:: Provided text ::
Economic Contributions and Potential Fallout

Replacing these workers will be challenging due to low wages and high turnover in care industries. “Agencies, providers who hire workers, they need to backfill positions. And it’s really hard to find care workers,” Yoon said. The downstream effects could ripple through the entire labor market. “Families will be left without their trusted caregivers, who they rely on to care for their children, their aging parents,” she added. “What that means is that families are going to need to shoulder this enormous caregiving responsibility. We also know that in our society, women disproportionately wear their caregiving responsibilities, and some may be forced out of the labor force to deal with their caregiving responsibilities.”

Other essential industries are also vulnerable. “TPS recipients include thousands of our union members from Boston to Miami who maintain everything from airports to downtown offices, plus countless others working in senior care, childcare, construction, food service, and more,” said Manny Pastreich, president of 32BJ of the Service Employee’s International Union. “We cannot overturn the court’s unjustifiable decision, but we must find ways to address its devastating effects.”

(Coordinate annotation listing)
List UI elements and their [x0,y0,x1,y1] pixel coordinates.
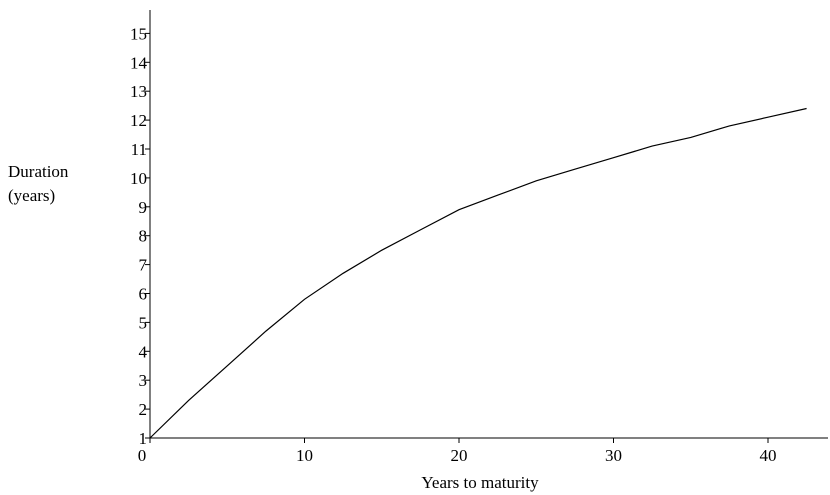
y-tick-label: 10 [130,169,147,188]
y-tick-label: 6 [139,285,148,304]
x-tick-label: 40 [760,446,777,465]
y-tick-label: 13 [130,82,147,101]
x-axis-title: Years to maturity [421,473,539,492]
duration-curve [149,107,807,439]
y-tick-label: 5 [139,313,148,332]
x-tick-label: 20 [451,446,468,465]
x-tick-label: 30 [605,446,622,465]
x-ticks: 0 10 20 30 40 [138,438,777,465]
y-tick-label: 3 [139,371,148,390]
y-axis-title-line-2: (years) [8,186,55,205]
y-tick-label: 9 [139,198,148,217]
x-tick-label: 0 [138,446,147,465]
y-tick-label: 8 [139,227,148,246]
series-group [149,107,807,439]
y-tick-label: 1 [139,429,148,448]
y-tick-label: 11 [131,140,147,159]
y-tick-label: 7 [139,256,148,275]
y-tick-label: 4 [139,342,148,361]
y-tick-label: 2 [139,400,148,419]
y-tick-label: 12 [130,111,147,130]
y-tick-label: 15 [130,24,147,43]
y-axis-title-line-1: Duration [8,162,69,181]
x-tick-label: 10 [296,446,313,465]
y-tick-label: 14 [130,53,148,72]
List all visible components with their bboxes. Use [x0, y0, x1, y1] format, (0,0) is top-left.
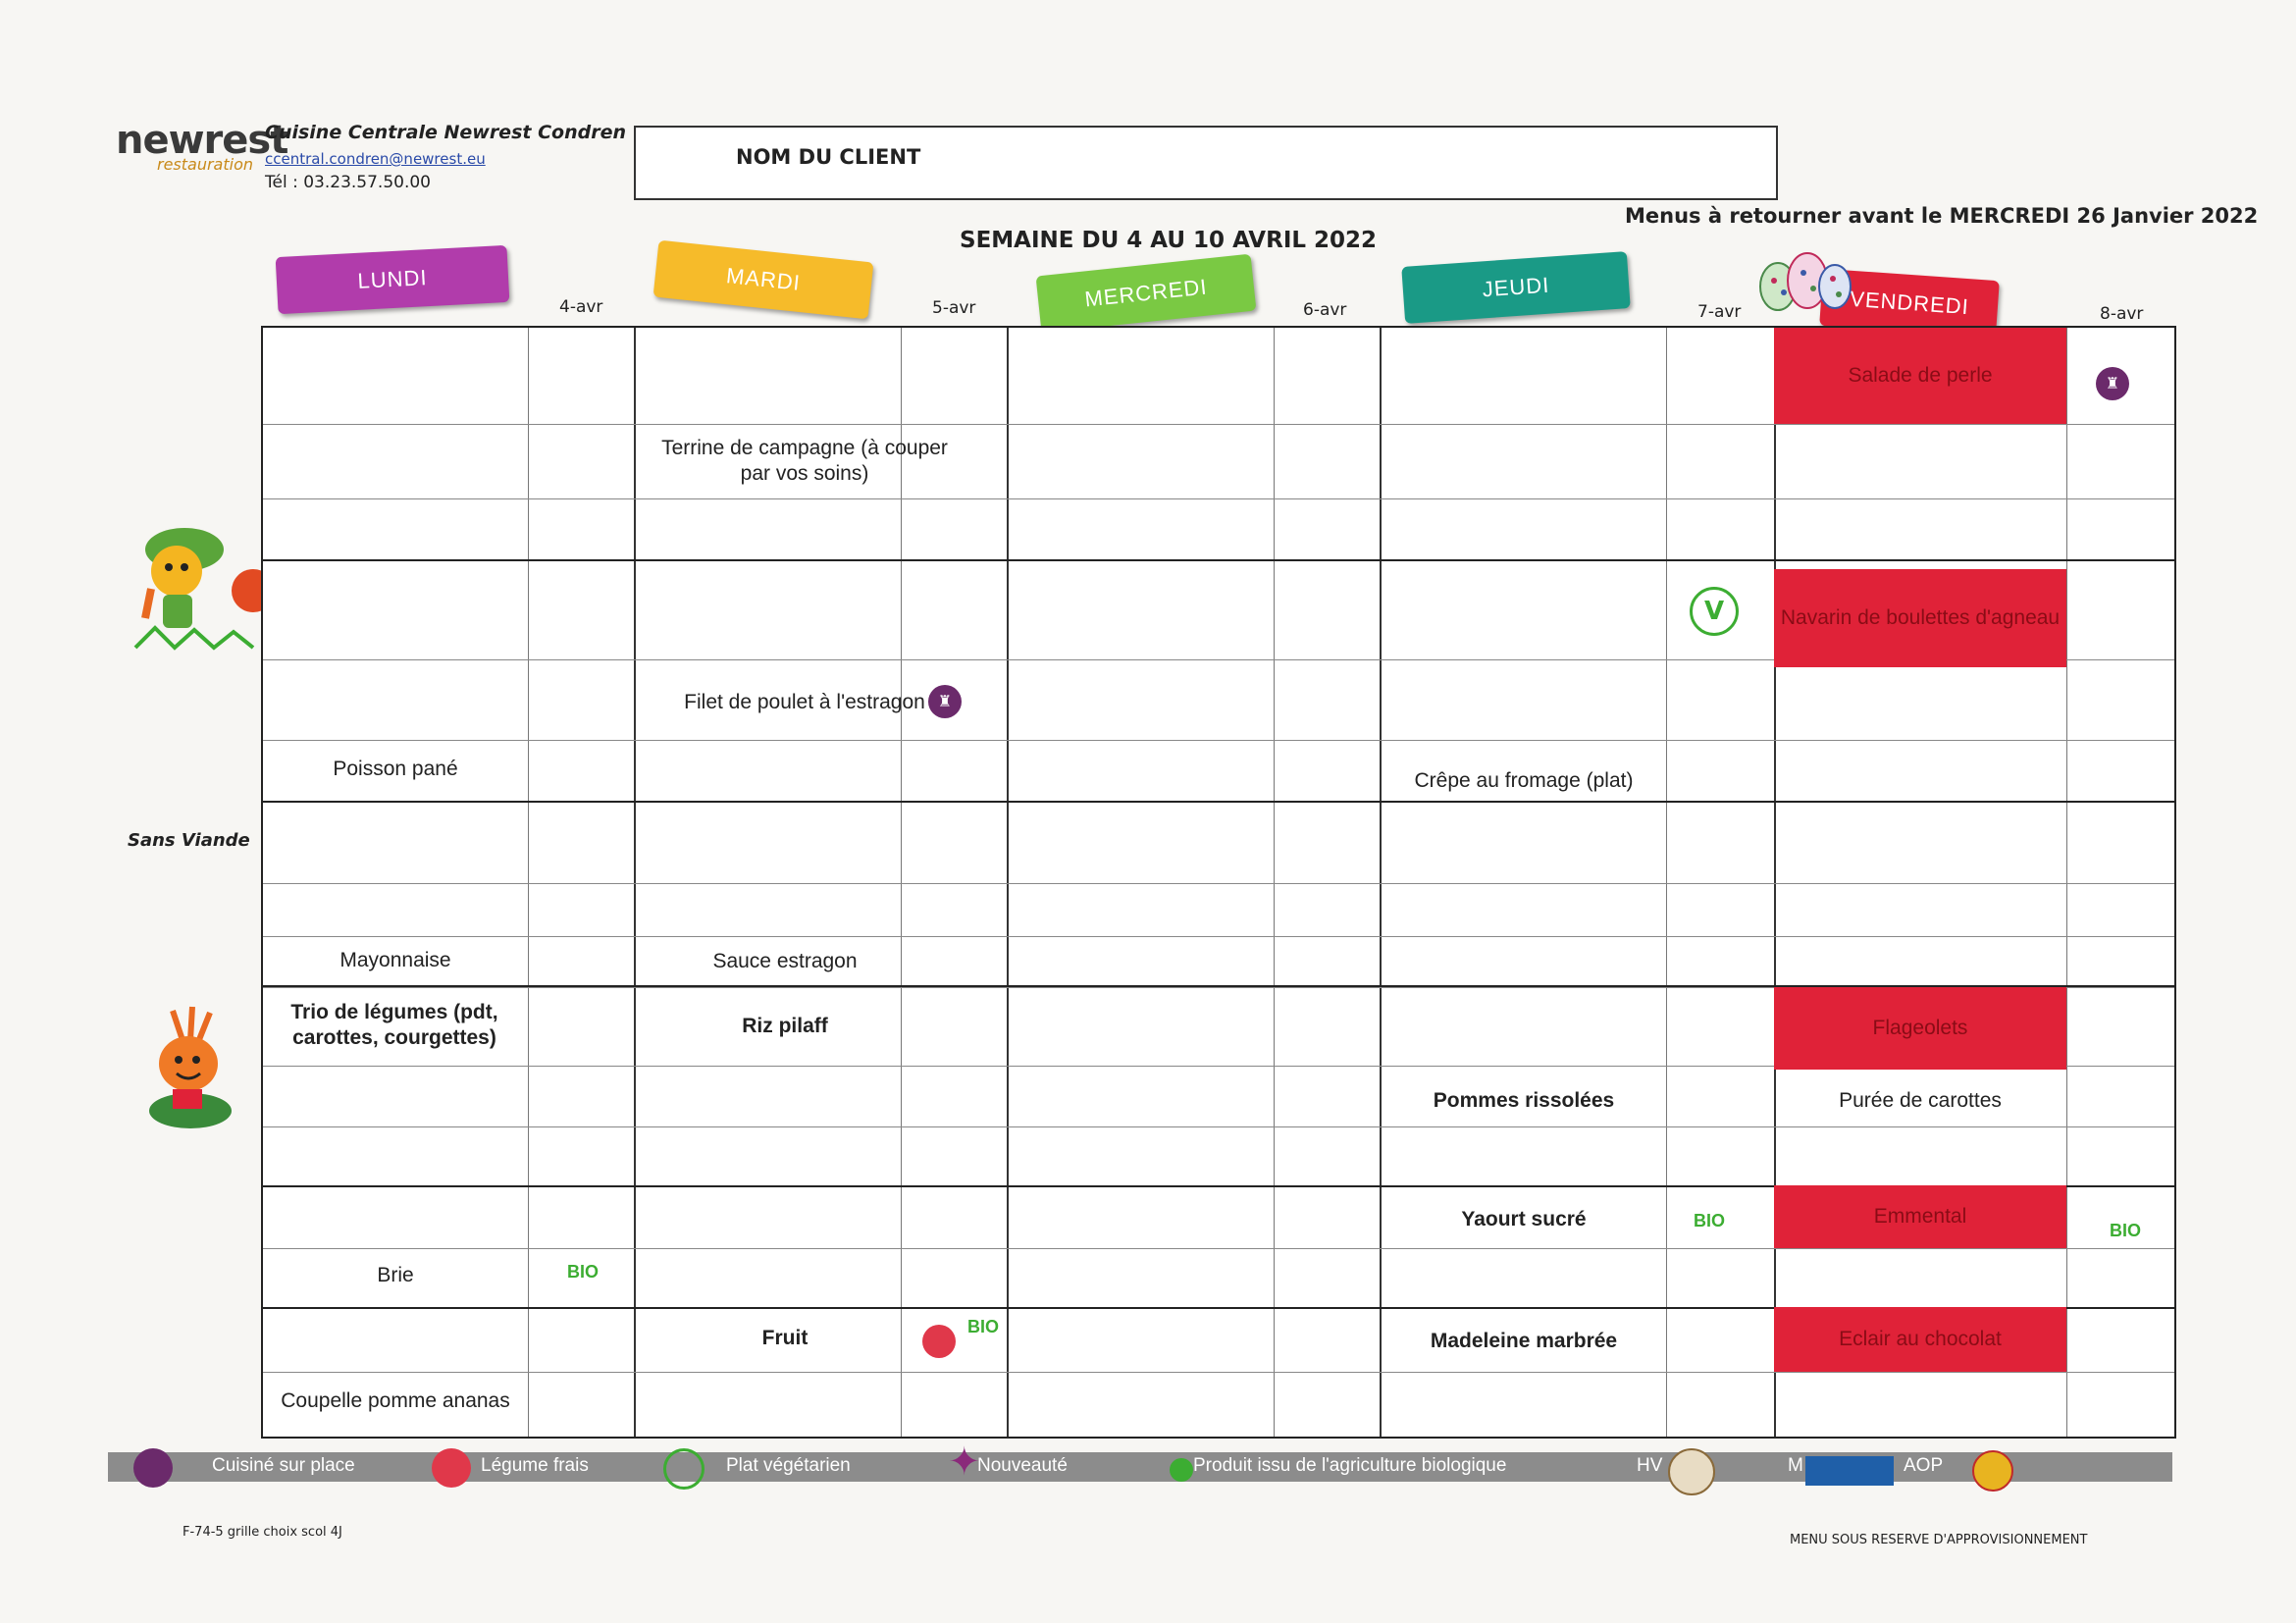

:: What is asked ::
(a) In the listing, from its first line through the line containing "x-tick-label: 10 [296,446,313,465]", swap "pixel coordinates" for "bounding boxes" and leave everything else unchanged. Omit the pictures from your reply.
(b) Supply the next part of the passage on the economic fallout from losing TPS workers, picking up after its last sentence.

:: Task responses ::
(a)
List UI elements and their [x0,y0,x1,y1] bounding boxes.
y-tick-label: 10 [130,169,147,188]
y-tick-label: 6 [139,285,148,304]
x-tick-label: 40 [760,446,777,465]
y-tick-label: 13 [130,82,147,101]
x-axis-title: Years to maturity [421,473,539,492]
duration-curve [149,107,807,439]
y-tick-label: 5 [139,313,148,332]
x-tick-label: 20 [451,446,468,465]
x-tick-label: 30 [605,446,622,465]
x-ticks: 0 10 20 30 40 [138,438,777,465]
y-tick-label: 3 [139,371,148,390]
y-axis-title-line-2: (years) [8,186,55,205]
y-tick-label: 9 [139,198,148,217]
x-tick-label: 0 [138,446,147,465]
y-tick-label: 8 [139,227,148,246]
series-group [149,107,807,439]
y-tick-label: 1 [139,429,148,448]
y-tick-label: 11 [131,140,147,159]
y-tick-label: 7 [139,256,148,275]
y-tick-label: 4 [139,342,148,361]
y-tick-label: 2 [139,400,148,419]
y-tick-label: 12 [130,111,147,130]
y-tick-label: 15 [130,24,147,43]
y-axis-title-line-1: Duration [8,162,69,181]
x-tick-label: 10 [296,446,313,465]

(b)
Data from the criminal and immigration reform group Fwd.US shows TPS holders contribute over $29 billion annually to the U.S. economy and pay nearly $8 billion in federal, payroll, state, and local taxes. Haitian and Syrian TPS holders alone contribute $4.4 billion annually, according to Public Rights Project. In Florida, a Republican stronghold, TPS holders paid $300 million in federal taxes and $306 million in state and local taxes last year, noted Jill Habig, founder of Public Rights Project.

“Local governments will experience the fallout as a community crisis,” Habig said. “Families will be separated, local economies will take a hit and people will be forced back to countries in the grip of violence, instability and humanitarian collapse. The human cost will be felt all across America.”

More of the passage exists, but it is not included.